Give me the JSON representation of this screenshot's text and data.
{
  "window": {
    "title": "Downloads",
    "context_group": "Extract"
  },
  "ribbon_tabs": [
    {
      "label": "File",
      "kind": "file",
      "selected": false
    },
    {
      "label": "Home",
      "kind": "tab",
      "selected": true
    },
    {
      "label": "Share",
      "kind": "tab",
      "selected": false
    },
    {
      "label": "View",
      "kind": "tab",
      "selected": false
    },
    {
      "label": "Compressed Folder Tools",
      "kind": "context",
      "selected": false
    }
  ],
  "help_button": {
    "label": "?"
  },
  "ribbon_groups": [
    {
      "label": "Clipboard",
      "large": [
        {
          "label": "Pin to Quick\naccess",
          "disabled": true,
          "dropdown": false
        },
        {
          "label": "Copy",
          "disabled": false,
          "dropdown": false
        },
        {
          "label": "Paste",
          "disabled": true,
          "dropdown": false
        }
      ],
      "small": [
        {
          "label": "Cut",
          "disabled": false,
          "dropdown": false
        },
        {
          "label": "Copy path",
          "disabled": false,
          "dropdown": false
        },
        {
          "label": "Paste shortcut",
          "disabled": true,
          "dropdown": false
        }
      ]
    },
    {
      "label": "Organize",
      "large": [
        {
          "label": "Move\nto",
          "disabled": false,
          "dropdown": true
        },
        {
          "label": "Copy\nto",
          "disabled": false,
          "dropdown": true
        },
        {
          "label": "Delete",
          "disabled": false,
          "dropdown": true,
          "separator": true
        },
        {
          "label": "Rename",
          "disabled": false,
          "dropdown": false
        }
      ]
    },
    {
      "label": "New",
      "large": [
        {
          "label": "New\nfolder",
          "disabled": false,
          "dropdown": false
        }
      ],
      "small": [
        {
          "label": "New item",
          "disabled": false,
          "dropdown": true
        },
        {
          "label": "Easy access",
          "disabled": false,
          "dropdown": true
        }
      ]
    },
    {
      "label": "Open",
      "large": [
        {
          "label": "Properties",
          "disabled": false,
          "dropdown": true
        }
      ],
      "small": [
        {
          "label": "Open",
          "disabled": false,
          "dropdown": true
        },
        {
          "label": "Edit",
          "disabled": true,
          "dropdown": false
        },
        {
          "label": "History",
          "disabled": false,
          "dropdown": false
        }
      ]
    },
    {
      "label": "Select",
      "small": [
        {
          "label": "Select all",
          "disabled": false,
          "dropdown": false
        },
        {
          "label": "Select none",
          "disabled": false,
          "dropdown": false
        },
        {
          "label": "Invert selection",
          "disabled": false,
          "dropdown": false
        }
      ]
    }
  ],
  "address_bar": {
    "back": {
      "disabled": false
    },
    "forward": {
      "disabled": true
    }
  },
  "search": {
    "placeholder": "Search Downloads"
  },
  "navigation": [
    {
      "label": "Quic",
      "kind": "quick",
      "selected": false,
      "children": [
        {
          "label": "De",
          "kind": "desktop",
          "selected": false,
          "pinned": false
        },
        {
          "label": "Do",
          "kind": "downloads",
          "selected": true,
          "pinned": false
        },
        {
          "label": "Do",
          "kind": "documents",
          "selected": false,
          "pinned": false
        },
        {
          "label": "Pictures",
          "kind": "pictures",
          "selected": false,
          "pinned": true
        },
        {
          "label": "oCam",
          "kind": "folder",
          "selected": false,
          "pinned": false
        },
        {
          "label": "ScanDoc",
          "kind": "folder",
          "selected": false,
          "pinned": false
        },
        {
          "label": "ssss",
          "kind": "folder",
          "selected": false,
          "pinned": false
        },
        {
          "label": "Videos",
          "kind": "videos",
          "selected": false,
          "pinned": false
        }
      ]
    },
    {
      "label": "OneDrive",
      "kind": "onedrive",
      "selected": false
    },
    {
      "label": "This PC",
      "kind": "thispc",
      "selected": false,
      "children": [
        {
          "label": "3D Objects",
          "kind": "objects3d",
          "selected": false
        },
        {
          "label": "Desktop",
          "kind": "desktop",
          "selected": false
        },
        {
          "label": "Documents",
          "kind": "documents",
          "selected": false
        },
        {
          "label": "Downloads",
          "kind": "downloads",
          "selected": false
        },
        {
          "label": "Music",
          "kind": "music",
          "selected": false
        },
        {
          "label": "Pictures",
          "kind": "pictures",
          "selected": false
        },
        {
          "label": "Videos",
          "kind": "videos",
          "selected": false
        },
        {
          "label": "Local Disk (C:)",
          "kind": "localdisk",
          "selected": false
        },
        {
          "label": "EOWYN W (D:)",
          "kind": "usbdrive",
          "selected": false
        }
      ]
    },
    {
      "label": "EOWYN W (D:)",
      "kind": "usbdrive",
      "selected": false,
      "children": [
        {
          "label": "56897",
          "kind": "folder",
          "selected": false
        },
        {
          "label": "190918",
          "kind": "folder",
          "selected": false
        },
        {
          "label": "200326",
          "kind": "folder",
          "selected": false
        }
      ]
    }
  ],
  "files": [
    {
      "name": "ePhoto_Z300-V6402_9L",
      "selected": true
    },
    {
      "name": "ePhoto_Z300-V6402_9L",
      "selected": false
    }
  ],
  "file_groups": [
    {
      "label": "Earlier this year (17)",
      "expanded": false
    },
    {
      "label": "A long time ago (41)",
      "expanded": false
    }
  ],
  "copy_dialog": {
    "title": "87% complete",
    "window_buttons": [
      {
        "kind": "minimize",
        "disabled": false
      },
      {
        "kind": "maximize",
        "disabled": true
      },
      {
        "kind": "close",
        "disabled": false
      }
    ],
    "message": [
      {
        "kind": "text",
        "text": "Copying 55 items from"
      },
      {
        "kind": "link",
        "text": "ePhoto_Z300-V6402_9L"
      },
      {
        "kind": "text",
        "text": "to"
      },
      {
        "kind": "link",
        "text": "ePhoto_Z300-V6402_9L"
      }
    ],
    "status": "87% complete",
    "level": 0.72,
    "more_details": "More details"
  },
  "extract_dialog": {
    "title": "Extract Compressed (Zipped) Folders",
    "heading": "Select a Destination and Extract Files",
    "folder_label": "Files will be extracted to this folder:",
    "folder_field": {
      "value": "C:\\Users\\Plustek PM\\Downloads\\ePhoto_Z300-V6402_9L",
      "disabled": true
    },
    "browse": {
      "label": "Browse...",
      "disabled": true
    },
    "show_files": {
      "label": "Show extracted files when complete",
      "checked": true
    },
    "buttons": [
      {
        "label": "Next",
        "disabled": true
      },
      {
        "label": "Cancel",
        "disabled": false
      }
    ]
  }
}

============

(The problem): Find how many lines of the listing include the string "title" and give that number, nothing else.

(Answer to the exercise): 3